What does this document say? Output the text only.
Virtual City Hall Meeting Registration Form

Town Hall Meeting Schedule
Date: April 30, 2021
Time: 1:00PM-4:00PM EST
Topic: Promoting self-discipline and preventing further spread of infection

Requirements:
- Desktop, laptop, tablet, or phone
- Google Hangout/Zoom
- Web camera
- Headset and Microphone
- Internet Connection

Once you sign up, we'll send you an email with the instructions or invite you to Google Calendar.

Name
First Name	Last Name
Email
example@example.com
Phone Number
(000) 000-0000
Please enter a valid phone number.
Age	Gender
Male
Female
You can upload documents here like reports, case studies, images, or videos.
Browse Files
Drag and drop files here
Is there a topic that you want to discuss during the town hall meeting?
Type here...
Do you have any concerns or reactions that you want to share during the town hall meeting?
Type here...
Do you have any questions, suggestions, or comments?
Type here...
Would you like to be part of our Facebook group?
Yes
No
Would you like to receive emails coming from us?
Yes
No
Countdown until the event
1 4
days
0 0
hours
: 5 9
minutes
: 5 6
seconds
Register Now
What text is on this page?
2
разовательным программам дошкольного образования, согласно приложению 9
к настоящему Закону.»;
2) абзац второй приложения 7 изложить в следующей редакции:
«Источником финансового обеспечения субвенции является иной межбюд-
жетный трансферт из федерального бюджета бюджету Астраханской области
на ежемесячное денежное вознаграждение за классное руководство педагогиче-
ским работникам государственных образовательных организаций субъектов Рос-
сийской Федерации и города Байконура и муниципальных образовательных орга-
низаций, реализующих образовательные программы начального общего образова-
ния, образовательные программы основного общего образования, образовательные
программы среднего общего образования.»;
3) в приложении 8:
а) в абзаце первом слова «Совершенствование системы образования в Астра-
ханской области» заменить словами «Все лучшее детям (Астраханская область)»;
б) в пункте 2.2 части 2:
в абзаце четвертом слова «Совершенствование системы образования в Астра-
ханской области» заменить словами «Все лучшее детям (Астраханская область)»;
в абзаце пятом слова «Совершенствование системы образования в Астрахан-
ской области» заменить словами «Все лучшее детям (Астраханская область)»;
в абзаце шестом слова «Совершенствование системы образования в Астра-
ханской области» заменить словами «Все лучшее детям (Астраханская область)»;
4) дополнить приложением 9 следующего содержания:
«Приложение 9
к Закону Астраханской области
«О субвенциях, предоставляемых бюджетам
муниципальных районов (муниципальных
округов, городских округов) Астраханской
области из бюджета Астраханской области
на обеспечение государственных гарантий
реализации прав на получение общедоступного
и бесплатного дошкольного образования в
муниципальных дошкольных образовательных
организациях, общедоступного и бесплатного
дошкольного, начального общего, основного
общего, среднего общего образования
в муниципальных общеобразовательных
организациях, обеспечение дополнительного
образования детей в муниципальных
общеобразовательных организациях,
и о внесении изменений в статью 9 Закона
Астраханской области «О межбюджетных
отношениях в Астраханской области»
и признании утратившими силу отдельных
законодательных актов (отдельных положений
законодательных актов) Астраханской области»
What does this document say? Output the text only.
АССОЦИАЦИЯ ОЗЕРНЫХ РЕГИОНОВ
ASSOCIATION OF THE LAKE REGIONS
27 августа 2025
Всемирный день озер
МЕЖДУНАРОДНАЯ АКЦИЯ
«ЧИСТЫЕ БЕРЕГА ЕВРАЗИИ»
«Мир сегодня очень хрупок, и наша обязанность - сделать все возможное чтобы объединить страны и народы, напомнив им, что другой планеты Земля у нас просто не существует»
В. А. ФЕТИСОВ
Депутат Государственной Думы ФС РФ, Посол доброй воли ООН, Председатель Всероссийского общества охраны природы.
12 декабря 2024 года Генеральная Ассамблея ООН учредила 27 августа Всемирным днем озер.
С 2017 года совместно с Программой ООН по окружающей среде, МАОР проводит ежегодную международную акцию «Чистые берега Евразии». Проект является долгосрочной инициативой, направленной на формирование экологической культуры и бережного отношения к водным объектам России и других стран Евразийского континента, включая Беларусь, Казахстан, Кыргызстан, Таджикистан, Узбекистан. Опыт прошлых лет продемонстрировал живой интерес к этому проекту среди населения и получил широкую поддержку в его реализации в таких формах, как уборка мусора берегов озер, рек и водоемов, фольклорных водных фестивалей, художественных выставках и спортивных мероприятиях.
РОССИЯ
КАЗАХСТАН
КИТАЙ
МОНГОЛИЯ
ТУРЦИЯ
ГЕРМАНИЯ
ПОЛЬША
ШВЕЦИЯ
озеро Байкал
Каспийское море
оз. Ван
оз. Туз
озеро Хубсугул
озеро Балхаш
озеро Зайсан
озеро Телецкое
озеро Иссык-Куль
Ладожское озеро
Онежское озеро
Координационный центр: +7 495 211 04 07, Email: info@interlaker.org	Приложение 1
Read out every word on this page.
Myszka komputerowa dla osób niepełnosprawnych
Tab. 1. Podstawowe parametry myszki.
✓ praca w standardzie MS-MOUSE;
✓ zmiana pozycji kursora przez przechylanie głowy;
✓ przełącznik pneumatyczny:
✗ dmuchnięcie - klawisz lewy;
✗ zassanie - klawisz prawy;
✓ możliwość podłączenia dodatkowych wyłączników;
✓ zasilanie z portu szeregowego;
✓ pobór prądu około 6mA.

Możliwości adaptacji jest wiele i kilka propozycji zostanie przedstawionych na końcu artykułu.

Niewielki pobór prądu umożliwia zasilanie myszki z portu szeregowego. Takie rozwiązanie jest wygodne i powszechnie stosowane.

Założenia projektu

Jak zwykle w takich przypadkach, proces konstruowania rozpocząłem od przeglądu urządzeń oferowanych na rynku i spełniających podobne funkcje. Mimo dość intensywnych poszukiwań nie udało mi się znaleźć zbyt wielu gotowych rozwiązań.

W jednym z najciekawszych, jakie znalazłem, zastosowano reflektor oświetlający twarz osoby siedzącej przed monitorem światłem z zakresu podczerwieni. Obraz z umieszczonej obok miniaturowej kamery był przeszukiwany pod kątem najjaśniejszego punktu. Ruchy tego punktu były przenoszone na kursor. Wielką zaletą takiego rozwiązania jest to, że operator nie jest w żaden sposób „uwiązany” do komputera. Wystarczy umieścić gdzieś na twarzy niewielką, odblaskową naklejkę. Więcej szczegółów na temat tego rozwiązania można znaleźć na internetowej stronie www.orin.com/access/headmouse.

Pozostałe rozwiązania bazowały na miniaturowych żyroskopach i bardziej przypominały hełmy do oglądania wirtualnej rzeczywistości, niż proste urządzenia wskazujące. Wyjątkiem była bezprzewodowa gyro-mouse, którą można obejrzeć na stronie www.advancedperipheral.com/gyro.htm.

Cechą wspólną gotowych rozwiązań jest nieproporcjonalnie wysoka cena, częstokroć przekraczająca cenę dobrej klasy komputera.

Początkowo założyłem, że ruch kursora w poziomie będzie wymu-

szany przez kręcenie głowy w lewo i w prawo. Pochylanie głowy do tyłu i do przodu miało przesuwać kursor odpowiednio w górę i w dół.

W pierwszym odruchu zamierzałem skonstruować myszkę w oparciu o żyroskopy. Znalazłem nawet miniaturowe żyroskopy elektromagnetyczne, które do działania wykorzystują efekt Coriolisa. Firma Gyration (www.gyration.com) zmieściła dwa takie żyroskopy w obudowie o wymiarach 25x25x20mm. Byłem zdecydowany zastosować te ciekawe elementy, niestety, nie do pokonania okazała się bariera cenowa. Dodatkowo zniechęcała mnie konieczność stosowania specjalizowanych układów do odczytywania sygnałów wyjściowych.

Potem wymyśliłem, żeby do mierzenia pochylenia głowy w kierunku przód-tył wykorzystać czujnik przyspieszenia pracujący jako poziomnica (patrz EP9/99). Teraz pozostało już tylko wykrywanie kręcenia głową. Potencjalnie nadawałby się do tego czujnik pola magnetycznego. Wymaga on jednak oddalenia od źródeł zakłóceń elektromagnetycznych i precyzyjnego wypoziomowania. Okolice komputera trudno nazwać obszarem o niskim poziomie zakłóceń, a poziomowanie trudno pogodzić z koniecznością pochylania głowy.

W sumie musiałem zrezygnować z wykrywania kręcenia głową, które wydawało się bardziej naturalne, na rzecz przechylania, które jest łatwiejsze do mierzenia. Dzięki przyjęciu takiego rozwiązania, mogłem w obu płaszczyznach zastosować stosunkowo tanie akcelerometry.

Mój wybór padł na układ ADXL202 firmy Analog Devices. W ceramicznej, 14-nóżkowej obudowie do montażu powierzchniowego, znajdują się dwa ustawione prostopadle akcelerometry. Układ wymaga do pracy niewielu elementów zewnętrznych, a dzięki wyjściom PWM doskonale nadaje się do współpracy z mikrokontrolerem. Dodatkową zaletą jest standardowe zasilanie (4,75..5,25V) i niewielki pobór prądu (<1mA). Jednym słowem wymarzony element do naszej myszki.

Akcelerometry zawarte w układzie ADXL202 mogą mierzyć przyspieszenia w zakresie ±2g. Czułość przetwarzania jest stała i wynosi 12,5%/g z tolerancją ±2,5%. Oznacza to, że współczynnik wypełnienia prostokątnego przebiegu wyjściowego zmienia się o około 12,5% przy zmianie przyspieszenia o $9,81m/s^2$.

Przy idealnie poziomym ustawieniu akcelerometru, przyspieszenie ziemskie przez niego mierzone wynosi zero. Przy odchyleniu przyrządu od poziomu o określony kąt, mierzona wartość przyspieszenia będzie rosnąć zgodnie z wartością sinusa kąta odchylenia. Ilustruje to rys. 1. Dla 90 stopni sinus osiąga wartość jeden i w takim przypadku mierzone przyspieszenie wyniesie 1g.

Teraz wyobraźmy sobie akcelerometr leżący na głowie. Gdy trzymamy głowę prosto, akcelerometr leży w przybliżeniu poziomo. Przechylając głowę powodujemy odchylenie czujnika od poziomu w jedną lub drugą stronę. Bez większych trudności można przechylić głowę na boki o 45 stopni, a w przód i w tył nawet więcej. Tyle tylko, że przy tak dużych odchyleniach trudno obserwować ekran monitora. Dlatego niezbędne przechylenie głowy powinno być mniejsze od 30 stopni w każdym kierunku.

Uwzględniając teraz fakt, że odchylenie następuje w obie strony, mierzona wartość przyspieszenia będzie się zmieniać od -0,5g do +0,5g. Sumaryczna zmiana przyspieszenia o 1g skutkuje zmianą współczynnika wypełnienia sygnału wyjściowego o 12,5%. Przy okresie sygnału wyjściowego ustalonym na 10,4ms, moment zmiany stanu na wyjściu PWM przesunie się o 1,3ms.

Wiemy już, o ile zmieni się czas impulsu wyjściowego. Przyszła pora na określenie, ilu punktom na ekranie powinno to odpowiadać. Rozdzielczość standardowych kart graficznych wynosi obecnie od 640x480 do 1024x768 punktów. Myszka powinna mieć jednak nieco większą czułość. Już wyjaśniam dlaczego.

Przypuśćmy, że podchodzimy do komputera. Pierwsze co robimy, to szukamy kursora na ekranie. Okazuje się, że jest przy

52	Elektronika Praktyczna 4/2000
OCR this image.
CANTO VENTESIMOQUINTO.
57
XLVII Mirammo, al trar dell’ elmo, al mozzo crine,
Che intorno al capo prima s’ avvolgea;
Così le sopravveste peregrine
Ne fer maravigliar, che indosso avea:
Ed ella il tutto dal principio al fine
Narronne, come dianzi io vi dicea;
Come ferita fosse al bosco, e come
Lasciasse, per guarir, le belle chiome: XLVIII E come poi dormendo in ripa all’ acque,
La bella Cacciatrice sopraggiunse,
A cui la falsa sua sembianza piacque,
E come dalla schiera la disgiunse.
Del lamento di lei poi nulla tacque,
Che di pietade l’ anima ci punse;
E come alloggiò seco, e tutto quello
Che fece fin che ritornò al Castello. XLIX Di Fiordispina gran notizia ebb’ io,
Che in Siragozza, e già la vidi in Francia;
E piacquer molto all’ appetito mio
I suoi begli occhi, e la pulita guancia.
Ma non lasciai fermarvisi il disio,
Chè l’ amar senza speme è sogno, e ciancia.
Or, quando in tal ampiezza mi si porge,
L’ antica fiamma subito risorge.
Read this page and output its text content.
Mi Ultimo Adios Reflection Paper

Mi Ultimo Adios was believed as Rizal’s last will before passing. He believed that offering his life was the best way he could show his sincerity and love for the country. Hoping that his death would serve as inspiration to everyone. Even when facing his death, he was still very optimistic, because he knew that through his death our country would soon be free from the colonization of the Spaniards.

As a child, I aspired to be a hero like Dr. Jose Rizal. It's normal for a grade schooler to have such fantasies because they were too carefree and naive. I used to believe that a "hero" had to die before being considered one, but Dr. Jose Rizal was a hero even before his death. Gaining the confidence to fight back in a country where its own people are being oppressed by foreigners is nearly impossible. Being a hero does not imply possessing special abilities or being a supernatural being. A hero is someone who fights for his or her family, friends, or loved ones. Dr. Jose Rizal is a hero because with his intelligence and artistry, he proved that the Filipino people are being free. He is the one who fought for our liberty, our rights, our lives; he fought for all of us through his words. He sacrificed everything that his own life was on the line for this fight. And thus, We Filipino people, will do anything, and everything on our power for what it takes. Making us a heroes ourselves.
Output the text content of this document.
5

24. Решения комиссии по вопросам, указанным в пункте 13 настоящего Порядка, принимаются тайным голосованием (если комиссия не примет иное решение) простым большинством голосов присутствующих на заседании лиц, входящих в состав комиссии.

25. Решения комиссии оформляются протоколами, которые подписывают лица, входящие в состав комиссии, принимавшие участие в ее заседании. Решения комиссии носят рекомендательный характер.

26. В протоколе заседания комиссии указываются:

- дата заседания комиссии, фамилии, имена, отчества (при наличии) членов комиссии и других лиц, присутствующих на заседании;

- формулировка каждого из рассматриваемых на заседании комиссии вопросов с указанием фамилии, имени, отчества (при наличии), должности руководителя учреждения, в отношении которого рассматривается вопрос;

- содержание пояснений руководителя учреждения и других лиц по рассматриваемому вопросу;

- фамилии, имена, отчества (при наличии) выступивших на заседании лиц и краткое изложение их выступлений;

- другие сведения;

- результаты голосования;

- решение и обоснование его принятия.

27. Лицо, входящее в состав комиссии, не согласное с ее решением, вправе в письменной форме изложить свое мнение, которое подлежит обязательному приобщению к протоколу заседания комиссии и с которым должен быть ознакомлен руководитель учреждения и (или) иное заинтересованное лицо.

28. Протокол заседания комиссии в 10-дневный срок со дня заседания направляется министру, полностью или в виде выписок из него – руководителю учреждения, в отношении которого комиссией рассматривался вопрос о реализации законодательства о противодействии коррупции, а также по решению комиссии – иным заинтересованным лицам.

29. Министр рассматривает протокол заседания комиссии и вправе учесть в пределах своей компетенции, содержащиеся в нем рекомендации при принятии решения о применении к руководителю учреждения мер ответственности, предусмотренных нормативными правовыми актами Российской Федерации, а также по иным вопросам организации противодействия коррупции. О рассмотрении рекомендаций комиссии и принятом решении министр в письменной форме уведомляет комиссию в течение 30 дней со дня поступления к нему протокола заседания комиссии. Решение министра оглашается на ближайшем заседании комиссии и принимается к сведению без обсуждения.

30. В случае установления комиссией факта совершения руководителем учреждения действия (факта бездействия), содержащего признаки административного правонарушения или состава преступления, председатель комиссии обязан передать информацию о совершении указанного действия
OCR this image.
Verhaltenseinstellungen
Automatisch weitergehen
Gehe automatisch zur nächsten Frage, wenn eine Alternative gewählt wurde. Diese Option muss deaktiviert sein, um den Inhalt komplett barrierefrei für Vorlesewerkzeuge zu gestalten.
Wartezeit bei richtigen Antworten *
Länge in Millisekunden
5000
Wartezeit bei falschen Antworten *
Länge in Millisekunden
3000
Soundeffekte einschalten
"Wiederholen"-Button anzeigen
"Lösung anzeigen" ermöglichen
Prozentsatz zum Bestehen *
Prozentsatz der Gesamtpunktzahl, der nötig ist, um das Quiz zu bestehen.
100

→ GIVEN REQUEST
Pick out all the lines with the word "иное" in them and copy them.

→ REPLY
24. Решения комиссии по вопросам, указанным в пункте 13 настоящего Порядка, принимаются тайным голосованием (если комиссия не примет иное решение) простым большинством голосов присутствующих на заседании лиц, входящих в состав комиссии.
27. Лицо, входящее в состав комиссии, не согласное с ее решением, вправе в письменной форме изложить свое мнение, которое подлежит обязательному приобщению к протоколу заседания комиссии и с которым должен быть ознакомлен руководитель учреждения и (или) иное заинтересованное лицо.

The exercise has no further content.